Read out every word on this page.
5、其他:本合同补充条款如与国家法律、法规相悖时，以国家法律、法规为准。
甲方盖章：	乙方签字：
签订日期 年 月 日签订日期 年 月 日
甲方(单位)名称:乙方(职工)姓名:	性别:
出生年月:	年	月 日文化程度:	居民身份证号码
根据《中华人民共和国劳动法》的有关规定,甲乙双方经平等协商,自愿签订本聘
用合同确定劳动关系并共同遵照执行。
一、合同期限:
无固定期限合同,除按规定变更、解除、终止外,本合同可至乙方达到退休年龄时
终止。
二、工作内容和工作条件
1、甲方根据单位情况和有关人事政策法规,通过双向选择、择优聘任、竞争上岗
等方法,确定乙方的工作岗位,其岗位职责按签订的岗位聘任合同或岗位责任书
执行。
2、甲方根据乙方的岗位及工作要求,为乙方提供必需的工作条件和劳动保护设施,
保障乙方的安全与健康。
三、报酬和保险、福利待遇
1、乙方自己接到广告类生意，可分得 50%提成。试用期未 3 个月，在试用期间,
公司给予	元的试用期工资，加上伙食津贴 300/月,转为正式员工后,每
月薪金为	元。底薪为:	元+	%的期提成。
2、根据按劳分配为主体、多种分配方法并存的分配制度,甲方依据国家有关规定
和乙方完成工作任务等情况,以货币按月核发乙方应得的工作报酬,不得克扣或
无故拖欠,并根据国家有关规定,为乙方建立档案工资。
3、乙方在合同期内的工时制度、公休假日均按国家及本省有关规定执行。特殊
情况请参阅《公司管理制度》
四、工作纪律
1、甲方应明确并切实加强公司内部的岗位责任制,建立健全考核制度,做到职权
####
## What is needed
Word for word, write out all of the data above.

## Solution for this exercise
Read out every word on this page.
5、其他:本合同补充条款如与国家法律、法规相悖时，以国家法律、法规为准。
甲方盖章：	乙方签字：
签订日期 年 月 日签订日期 年 月 日
甲方(单位)名称:乙方(职工)姓名:	性别:
出生年月:	年	月 日文化程度:	居民身份证号码
根据《中华人民共和国劳动法》的有关规定,甲乙双方经平等协商,自愿签订本聘
用合同确定劳动关系并共同遵照执行。
一、合同期限:
无固定期限合同,除按规定变更、解除、终止外,本合同可至乙方达到退休年龄时
终止。
二、工作内容和工作条件
1、甲方根据单位情况和有关人事政策法规,通过双向选择、择优聘任、竞争上岗
等方法,确定乙方的工作岗位,其岗位职责按签订的岗位聘任合同或岗位责任书
执行。
2、甲方根据乙方的岗位及工作要求,为乙方提供必需的工作条件和劳动保护设施,
保障乙方的安全与健康。
三、报酬和保险、福利待遇
1、乙方自己接到广告类生意，可分得 50%提成。试用期未 3 个月，在试用期间,
公司给予	元的试用期工资，加上伙食津贴 300/月,转为正式员工后,每
月薪金为	元。底薪为:	元+	%的期提成。
2、根据按劳分配为主体、多种分配方法并存的分配制度,甲方依据国家有关规定
和乙方完成工作任务等情况,以货币按月核发乙方应得的工作报酬,不得克扣或
无故拖欠,并根据国家有关规定,为乙方建立档案工资。
3、乙方在合同期内的工时制度、公休假日均按国家及本省有关规定执行。特殊
情况请参阅《公司管理制度》
四、工作纪律
1、甲方应明确并切实加强公司内部的岗位责任制,建立健全考核制度,做到职权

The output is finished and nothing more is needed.